**Consigne 1:** Reproduisez à l'identique le passage de l'article sur la voyance au Luxembourg qui commence par les mots « A Luxembourg, les » et se termine par « un sujet tabou. ».

**Extrait retenu:**
%%

A Luxembourg, les consultations de voyance par téléphone se pratiquent à foison. Il suffit de taper les mots-clés "Voyance Luxembourg" sur Google pour tomber sur tout un tas de recherches qui vous donnent des numéros de médium à contacter.
Pourtant, il y a encore quelques années, cette pratique se faisait davantage de vive voix, comme dans les foires. Une voyante était d'ailleurs toujours présente à la traditionnelle Schueberfouer: une époque révolue, puisqu' elle a laissé sa place aux trains fantômes.
Ce sont dans des cabinets, à l'image de celui de Blanche, voyante que nous avons rencontrée, que des personnes viennent désormais consulter les cartes, à l'abri des regards. Car même en 2016, la voyance reste un sujet tabou.
Pas question de s'exhiber à la Schueberfouer
C'est à Ehlange-sur-Mess que nous rencontrons Blanche, voyante depuis maintenant 28 ans. Elle ne souhaite pas communiquer son vrai nom, parler de sa seconde profession ou être prise en photo. Elle exerce dans un petit cabinet qui passe totalement inaperçu si on ne sait pas qu'elle travaille à cet endroit.
«C'est la discrétion avant tout. Mes clients ne se vantent pas d'aller chez la voyante comme ils iraient chez le fleuriste! Je leur assure cette discrétion-là», explique-t-elle.
Pour elle, pas question de s'exhiber à la Schueberfouer comme ont pu le faire d'autres voyantes, il y a quelques années. «Je sais que les personnes qui viennent me voir le font en totale discrétion. A la foire, c'est impossible, tout le monde nous voit. Donc je ne pense pas que je prendrais cette place, même si on me le proposait».
Pour Blanche, rien d'étonnant au fait que les voyantes aient disparu de ce genre de foire: les places sont devenues «trop chères». «Les prix sont chers à Luxembourg, ce n'est pas pour rien qu'on voit autant de médiums par téléphone. Il existe encore des foires "spéciale voyance" dans des grandes villes comme Paris ou Bruxelles, mais la pratique de la voyance dans les foires ne se fait plus et je le comprends bien.»
Sa passion? Aider les gens
Blanche a hérité de ce don de voyance de par sa grand-mère, et son arrière grand-mère avant elle. Toutes deux lisaient les cartes et recevaient leurs clients dans des cabinets. Une pratique que la petite fille de l'époque observait avec admiration.
«Je me suis acheté un premier jeu de cartes lorsque j'avais 14 ans. Aujourd'hui, j'en ai cinq. J'ai des sortes de flash lorsque je vois les gens tirer les cartes: elles me parlent. Ça me vient comme ça, c'est très fluide», explique-t-elle dans un sourire.
A l'époque pourtant, la jeune adolescente ne se prédestine pas à faire ce métier de voyante. Elle continue donc son parcours, jusqu'au jour où elle rencontre un autre médium, qui va bouleverser sa vie. «Il m'a dit: vous avez un don, mais vous avez peur de l'accepter, c'est dommage. Et c'est là que j'ai eu un déclic et que j'ai pris les choses en main».

%%

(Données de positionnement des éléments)
%%

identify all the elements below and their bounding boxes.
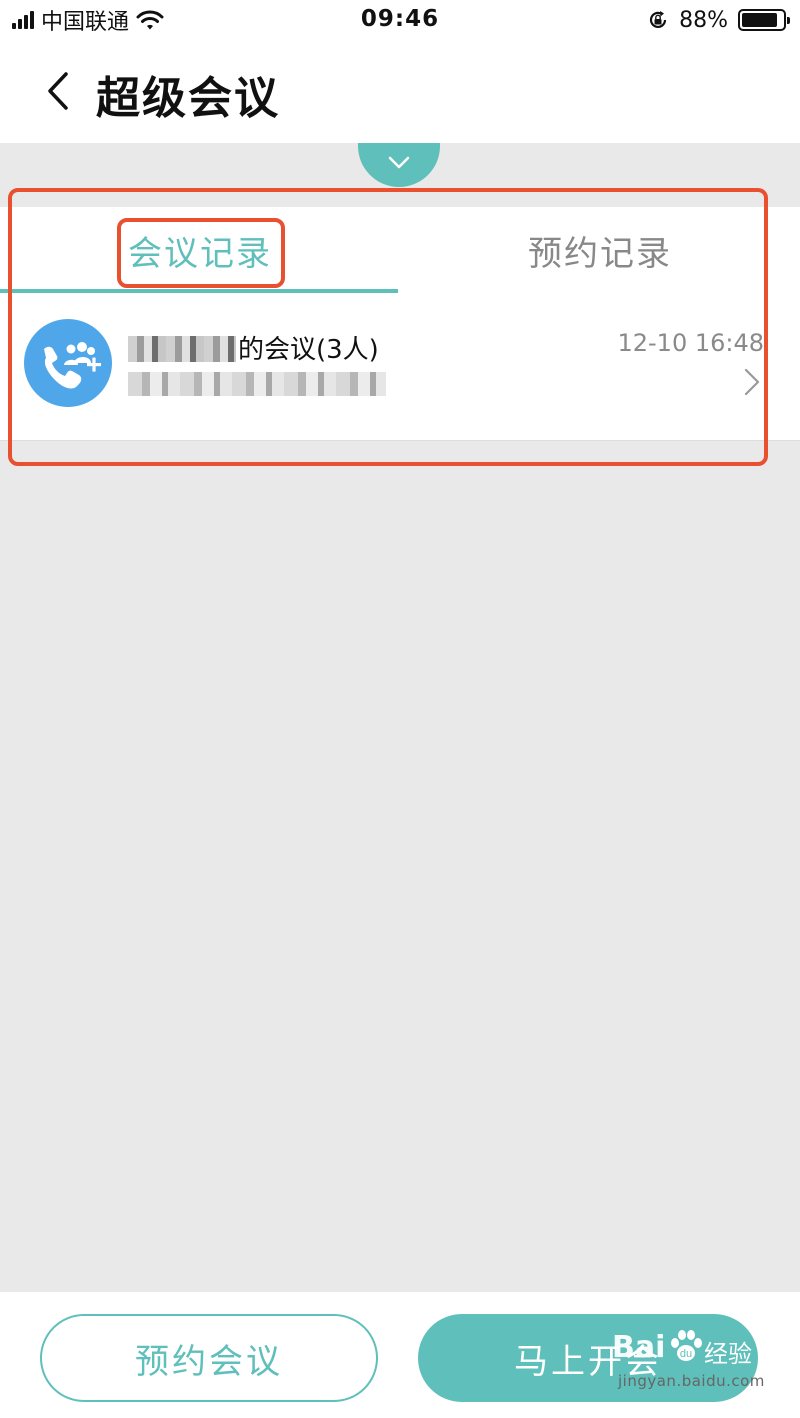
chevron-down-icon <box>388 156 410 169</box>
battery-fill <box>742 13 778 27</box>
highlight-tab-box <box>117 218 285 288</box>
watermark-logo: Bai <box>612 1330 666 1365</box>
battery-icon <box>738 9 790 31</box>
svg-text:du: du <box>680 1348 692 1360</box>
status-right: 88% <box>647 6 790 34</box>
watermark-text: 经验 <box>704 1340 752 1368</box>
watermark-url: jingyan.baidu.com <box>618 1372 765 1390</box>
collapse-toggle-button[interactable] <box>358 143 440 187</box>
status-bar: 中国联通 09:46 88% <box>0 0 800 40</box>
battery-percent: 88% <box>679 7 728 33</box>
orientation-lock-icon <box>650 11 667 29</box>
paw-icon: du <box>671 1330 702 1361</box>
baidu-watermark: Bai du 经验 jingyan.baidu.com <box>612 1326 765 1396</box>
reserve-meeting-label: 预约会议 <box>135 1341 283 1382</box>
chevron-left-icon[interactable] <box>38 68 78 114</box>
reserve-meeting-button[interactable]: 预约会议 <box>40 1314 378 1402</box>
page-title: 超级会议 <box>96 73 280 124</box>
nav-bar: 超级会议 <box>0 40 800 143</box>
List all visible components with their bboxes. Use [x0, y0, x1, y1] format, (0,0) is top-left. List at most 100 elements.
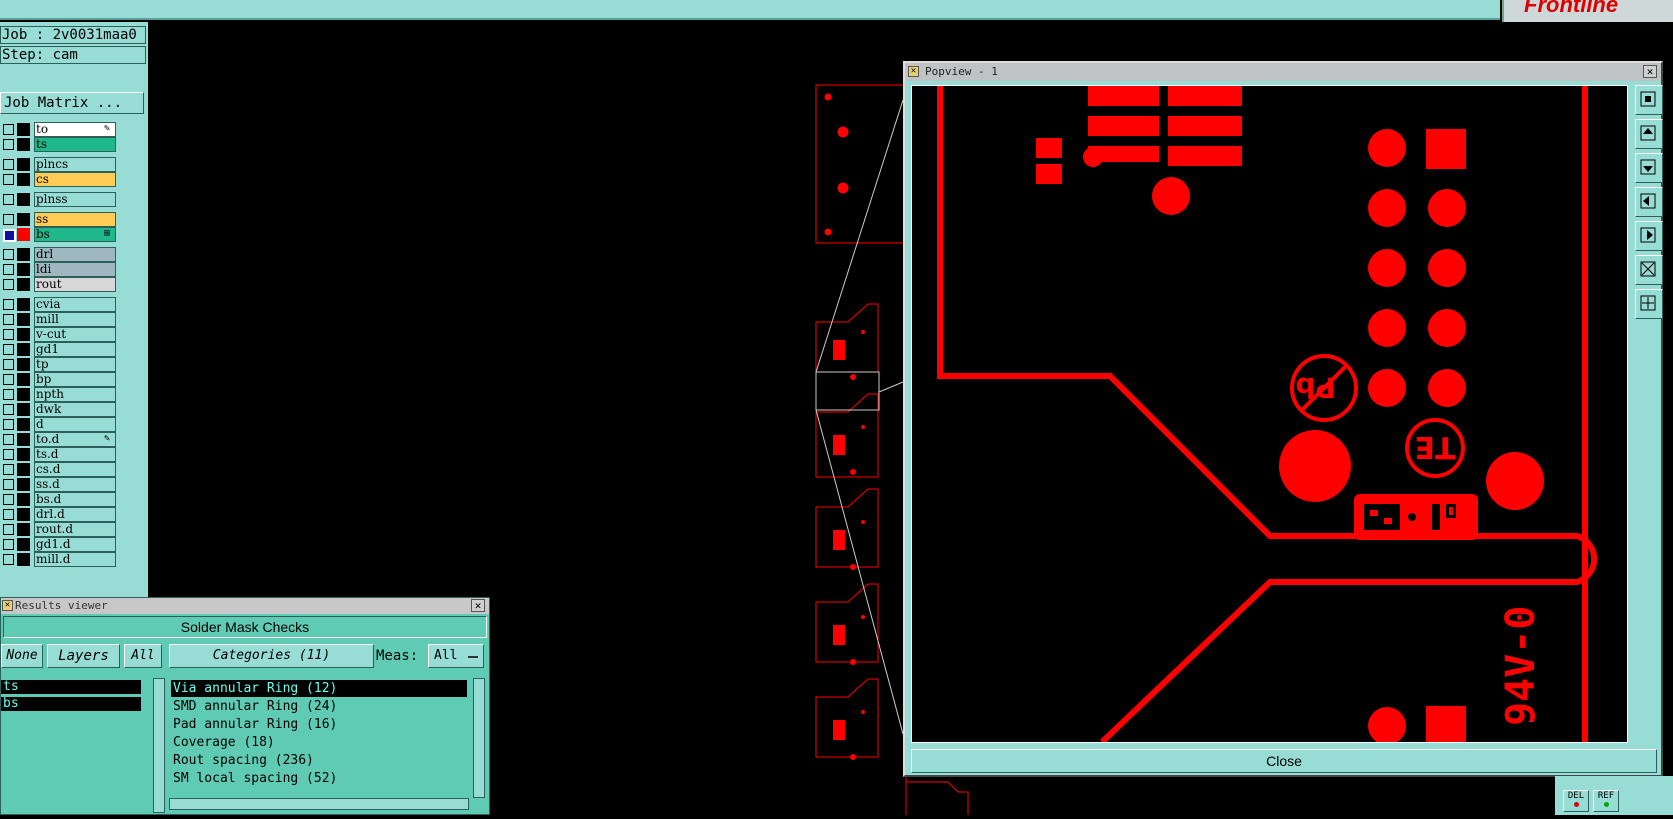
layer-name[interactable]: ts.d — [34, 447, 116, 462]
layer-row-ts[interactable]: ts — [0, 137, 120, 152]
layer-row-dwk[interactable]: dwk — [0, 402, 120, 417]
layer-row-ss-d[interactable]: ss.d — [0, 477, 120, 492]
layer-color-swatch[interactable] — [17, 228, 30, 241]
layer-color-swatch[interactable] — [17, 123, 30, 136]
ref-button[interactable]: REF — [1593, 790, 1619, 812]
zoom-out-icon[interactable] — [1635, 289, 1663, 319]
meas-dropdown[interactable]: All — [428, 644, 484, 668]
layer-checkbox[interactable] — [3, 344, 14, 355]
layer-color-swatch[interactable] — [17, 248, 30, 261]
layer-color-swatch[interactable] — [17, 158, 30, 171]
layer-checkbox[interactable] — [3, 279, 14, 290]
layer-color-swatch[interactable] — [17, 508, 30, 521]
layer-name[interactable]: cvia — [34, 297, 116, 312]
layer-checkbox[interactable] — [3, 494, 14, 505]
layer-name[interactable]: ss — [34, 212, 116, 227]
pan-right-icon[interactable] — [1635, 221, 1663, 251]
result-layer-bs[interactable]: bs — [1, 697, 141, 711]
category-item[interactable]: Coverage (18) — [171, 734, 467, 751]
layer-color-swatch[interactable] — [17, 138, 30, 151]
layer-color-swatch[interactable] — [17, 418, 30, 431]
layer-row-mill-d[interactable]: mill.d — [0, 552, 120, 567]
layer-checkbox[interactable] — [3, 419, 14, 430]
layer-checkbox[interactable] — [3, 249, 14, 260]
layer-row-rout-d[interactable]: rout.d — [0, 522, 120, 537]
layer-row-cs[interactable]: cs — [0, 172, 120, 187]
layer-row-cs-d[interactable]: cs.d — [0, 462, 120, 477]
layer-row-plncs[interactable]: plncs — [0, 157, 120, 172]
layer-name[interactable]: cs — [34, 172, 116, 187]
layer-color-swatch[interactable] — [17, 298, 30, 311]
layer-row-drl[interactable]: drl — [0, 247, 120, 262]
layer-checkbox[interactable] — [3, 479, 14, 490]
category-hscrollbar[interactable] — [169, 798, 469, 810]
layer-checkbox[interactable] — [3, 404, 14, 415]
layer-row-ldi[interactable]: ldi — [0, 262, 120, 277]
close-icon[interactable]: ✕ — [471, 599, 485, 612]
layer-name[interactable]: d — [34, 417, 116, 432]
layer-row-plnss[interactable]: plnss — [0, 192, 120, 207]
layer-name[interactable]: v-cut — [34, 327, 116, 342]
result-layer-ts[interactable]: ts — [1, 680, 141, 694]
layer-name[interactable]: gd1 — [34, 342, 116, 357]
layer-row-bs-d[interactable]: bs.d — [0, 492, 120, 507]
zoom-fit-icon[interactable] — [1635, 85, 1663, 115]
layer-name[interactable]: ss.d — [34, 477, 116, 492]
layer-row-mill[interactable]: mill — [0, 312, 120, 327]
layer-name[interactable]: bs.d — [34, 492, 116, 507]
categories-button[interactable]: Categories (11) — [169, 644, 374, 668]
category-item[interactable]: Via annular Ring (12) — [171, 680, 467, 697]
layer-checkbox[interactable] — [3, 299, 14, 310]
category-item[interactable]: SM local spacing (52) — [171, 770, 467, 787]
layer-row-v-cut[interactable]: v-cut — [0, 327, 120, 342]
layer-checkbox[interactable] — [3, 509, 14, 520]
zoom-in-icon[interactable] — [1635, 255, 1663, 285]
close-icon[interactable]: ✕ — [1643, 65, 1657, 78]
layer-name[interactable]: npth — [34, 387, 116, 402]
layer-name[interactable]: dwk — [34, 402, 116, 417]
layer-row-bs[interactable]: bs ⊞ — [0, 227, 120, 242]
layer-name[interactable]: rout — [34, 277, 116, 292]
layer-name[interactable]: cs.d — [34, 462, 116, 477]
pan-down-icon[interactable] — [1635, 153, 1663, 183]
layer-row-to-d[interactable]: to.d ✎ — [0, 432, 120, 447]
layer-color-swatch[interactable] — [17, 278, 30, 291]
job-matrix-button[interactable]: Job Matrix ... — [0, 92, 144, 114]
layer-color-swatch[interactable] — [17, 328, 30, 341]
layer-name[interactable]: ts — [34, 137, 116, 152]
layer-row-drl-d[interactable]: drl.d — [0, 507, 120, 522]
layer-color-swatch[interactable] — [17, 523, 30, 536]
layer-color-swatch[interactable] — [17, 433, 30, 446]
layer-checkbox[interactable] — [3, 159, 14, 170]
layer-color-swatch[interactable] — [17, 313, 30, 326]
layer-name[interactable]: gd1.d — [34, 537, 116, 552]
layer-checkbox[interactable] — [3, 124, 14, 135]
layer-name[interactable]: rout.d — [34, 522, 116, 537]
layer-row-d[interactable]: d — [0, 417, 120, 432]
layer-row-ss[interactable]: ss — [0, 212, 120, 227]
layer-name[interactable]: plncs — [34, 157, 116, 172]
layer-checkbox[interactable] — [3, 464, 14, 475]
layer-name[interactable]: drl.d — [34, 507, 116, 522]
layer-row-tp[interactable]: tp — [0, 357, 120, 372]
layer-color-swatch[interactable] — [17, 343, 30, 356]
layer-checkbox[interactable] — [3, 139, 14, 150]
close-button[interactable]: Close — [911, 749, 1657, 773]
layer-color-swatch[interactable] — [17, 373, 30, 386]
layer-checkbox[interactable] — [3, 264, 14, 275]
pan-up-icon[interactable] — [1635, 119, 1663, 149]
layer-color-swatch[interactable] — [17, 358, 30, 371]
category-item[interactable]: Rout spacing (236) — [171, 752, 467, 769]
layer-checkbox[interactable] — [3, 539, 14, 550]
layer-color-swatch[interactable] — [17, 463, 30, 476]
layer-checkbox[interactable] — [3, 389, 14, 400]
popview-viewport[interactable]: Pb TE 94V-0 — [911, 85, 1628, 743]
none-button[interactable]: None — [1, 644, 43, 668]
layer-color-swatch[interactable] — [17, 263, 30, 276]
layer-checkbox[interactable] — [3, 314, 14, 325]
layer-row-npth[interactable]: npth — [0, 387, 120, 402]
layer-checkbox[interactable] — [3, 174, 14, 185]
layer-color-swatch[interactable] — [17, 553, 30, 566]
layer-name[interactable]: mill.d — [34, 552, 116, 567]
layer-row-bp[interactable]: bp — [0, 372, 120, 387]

%%
%%

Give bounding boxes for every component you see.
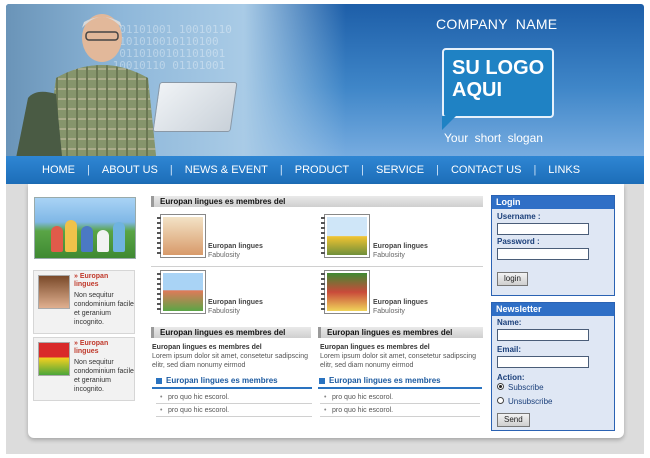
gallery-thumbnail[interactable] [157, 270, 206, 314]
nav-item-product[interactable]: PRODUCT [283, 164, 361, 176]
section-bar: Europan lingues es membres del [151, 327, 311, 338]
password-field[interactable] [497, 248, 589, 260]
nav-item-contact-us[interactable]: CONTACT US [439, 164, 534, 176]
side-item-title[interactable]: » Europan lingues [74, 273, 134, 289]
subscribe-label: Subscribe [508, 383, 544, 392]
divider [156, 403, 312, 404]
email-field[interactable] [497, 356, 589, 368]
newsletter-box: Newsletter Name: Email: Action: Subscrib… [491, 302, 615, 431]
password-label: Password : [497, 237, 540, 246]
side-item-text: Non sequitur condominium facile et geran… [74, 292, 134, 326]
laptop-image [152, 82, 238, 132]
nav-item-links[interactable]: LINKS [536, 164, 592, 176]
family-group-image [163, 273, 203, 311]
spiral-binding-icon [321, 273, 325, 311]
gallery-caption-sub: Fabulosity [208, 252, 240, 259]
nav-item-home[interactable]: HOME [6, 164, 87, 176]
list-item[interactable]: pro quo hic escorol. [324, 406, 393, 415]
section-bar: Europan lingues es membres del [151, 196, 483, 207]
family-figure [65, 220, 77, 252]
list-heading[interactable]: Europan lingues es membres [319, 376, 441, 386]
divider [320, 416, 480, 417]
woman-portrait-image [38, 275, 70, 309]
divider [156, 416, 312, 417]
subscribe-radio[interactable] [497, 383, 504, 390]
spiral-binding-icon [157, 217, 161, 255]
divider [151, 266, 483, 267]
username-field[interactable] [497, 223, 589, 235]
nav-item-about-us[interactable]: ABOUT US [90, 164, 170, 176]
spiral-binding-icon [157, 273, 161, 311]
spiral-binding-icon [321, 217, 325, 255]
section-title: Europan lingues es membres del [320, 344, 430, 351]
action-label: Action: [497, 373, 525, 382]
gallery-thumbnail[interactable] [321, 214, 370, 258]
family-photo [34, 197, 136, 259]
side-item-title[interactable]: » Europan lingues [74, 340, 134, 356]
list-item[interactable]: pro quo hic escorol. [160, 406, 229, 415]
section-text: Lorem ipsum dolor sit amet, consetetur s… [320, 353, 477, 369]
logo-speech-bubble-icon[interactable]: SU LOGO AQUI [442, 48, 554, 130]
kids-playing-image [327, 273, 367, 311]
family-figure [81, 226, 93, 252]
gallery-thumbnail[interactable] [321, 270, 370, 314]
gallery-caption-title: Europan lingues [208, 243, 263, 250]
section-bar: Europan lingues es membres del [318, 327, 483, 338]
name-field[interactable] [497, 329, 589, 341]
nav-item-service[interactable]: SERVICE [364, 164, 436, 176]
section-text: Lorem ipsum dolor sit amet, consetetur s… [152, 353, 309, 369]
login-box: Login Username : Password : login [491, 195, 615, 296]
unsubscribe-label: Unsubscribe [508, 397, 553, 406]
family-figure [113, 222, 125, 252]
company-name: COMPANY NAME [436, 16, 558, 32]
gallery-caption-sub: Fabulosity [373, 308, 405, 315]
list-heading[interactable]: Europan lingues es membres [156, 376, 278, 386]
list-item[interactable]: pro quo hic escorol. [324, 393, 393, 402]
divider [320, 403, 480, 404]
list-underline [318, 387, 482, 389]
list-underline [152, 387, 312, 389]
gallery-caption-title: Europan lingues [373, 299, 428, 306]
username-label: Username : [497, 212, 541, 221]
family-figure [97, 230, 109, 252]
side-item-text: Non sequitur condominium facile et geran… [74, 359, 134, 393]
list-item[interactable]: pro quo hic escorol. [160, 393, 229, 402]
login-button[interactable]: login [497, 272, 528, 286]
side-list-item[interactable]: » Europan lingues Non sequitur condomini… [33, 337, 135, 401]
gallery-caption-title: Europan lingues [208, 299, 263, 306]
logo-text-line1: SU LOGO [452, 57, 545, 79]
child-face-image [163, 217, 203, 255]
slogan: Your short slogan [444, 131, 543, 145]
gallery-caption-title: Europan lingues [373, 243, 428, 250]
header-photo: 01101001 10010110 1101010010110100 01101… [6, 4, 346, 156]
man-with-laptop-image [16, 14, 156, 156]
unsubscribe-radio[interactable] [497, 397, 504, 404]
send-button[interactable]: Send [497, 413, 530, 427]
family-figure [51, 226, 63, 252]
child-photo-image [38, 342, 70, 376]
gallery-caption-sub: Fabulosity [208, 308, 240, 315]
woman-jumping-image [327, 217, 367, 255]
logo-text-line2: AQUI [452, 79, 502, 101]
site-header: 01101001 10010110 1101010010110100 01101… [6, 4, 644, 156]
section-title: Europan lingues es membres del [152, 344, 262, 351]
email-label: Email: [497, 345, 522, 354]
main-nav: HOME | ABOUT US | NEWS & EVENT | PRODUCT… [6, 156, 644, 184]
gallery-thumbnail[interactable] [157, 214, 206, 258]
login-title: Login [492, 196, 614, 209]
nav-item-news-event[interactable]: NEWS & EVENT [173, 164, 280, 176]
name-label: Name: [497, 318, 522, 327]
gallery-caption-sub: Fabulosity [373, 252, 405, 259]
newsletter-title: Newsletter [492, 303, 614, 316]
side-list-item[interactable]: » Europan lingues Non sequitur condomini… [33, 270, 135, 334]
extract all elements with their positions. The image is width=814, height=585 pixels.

%%
%%

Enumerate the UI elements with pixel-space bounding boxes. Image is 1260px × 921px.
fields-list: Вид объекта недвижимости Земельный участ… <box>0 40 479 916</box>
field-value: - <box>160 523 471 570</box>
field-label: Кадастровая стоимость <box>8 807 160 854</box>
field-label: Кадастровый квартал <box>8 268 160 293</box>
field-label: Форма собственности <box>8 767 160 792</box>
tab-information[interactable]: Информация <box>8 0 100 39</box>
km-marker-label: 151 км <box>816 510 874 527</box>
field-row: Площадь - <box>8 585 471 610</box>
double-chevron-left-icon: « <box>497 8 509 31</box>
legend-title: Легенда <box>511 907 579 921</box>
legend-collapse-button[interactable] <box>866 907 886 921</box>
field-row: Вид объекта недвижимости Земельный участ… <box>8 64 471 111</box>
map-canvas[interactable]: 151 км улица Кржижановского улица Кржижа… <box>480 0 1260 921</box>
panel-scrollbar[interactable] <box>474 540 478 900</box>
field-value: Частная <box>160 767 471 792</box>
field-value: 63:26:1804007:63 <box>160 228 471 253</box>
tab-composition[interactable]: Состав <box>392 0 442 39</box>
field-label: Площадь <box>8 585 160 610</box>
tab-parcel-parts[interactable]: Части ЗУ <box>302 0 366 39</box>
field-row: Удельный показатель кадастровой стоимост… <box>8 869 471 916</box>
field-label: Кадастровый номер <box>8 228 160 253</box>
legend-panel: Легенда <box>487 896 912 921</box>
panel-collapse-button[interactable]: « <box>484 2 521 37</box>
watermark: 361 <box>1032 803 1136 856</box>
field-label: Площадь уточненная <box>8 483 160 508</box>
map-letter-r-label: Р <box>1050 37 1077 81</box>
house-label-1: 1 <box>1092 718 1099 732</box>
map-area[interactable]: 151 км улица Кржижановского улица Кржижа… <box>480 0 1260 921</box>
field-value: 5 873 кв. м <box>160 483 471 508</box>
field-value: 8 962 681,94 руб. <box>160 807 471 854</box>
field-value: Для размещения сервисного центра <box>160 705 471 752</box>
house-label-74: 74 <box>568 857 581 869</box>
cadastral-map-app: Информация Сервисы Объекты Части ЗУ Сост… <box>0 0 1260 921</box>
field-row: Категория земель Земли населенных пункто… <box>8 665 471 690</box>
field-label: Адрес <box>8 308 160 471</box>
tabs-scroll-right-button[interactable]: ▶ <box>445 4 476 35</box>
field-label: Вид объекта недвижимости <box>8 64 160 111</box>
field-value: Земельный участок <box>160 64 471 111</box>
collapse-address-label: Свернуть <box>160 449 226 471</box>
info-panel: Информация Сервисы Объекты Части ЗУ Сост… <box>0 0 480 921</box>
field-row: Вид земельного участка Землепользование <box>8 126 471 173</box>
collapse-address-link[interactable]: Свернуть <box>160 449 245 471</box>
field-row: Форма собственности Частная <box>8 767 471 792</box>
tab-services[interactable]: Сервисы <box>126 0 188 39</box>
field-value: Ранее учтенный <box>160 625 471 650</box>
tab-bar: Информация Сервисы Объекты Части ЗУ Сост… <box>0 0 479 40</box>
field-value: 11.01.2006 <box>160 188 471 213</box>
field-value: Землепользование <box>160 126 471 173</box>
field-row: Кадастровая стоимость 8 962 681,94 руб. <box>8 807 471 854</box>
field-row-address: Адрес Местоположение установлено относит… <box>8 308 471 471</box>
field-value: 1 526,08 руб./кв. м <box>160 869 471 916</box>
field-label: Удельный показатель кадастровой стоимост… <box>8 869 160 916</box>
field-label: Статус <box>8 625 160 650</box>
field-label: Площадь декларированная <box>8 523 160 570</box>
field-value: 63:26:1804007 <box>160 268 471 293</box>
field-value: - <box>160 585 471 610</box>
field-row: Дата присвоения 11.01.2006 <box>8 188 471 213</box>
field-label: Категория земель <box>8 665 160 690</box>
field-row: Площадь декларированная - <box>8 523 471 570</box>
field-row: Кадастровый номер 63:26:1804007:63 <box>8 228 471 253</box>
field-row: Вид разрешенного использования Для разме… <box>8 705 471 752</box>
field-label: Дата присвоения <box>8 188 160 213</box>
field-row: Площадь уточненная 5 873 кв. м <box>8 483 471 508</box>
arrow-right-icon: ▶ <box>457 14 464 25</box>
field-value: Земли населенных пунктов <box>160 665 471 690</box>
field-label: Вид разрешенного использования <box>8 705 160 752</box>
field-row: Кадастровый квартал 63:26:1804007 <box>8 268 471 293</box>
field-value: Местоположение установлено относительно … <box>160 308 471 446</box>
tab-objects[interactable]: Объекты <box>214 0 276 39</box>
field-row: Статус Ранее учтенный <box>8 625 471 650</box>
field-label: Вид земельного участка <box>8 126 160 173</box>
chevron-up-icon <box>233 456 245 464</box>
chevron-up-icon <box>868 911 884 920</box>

%%

**Consigne 2:** Fournissez telles quelles les lignes des entrées allant de celle qui contient « layer-name[interactable]: ts.d — » jusqu'à celle qui contient « layer-color-swatch[interactable] — [17, 228, 30, 241] », ces deux lignes comprises.

**Réponse finale 1:**
A Luxembourg, les consultations de voyance par téléphone se pratiquent à foison. Il suffit de taper les mots-clés "Voyance Luxembourg" sur Google pour tomber sur tout un tas de recherches qui vous donnent des numéros de médium à contacter.
Pourtant, il y a encore quelques années, cette pratique se faisait davantage de vive voix, comme dans les foires. Une voyante était d'ailleurs toujours présente à la traditionnelle Schueberfouer: une époque révolue, puisqu' elle a laissé sa place aux trains fantômes.
Ce sont dans des cabinets, à l'image de celui de Blanche, voyante que nous avons rencontrée, que des personnes viennent désormais consulter les cartes, à l'abri des regards. Car même en 2016, la voyance reste un sujet tabou.

**Réponse finale 2:**
layer-name[interactable]: ts.d — [34, 447, 116, 462]
layer-row-ts[interactable]: ts — [0, 137, 120, 152]
layer-row-dwk[interactable]: dwk — [0, 402, 120, 417]
layer-row-ss-d[interactable]: ss.d — [0, 477, 120, 492]
layer-color-swatch[interactable] — [17, 228, 30, 241]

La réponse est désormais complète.